[Recorded data]

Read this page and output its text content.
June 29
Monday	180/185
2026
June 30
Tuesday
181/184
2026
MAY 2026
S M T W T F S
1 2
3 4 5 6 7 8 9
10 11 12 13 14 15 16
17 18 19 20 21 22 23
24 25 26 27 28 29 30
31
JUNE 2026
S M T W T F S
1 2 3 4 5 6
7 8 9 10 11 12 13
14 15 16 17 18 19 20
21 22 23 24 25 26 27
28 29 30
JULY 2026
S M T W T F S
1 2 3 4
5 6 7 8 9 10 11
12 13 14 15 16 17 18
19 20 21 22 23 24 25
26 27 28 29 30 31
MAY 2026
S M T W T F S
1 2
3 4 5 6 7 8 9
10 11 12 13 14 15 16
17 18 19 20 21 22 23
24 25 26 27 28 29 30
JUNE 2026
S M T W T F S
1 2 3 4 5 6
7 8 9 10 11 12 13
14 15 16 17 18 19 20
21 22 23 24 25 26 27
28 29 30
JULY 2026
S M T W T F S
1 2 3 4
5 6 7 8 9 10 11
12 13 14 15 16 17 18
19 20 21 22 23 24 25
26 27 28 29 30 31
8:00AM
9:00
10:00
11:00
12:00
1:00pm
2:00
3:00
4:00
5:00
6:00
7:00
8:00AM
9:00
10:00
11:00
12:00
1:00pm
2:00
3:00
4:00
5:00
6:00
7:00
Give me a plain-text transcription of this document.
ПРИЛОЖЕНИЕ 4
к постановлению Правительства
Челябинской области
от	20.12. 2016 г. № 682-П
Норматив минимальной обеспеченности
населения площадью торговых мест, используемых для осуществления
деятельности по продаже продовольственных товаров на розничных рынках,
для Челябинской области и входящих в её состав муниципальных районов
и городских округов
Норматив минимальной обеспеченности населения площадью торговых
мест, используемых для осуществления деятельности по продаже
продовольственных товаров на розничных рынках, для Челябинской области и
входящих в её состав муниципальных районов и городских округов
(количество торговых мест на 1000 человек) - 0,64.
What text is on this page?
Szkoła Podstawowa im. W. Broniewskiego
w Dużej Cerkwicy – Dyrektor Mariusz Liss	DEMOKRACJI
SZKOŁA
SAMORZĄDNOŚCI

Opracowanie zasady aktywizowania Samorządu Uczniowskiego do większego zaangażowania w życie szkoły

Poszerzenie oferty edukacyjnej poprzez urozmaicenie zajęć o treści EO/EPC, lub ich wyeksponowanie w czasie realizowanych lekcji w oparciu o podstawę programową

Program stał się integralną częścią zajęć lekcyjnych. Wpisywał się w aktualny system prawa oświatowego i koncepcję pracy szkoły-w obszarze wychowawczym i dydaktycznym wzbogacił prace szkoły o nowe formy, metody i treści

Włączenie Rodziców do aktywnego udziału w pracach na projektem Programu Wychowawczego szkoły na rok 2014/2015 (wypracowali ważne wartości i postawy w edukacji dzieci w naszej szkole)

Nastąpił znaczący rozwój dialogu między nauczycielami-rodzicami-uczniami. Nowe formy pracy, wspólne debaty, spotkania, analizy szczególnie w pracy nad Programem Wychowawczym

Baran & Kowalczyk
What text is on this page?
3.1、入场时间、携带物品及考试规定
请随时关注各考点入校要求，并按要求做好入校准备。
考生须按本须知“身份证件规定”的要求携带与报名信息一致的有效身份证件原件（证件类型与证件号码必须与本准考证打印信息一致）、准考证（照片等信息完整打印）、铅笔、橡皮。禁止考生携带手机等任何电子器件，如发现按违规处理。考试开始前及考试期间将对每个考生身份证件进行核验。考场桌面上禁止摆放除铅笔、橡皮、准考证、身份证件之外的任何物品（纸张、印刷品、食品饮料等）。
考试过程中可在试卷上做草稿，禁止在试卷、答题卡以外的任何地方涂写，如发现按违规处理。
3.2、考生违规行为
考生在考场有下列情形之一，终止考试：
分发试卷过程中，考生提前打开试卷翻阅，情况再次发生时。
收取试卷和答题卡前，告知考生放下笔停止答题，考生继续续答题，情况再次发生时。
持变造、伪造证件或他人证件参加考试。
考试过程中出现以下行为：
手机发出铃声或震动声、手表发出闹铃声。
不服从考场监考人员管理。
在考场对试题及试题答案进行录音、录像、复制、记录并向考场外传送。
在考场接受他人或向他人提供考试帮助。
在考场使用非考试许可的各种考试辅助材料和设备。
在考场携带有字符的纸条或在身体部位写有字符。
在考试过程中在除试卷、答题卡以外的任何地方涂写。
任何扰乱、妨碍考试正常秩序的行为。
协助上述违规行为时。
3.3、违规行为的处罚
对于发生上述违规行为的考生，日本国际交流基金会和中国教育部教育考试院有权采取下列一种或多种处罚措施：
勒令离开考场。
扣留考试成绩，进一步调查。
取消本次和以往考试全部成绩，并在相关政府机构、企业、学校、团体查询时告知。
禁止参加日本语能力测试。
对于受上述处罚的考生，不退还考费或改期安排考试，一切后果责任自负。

- Exercise instructions -
From the records above, work out how many lines contain the string "мест". Give only the number.

- Solution to this exercise -
3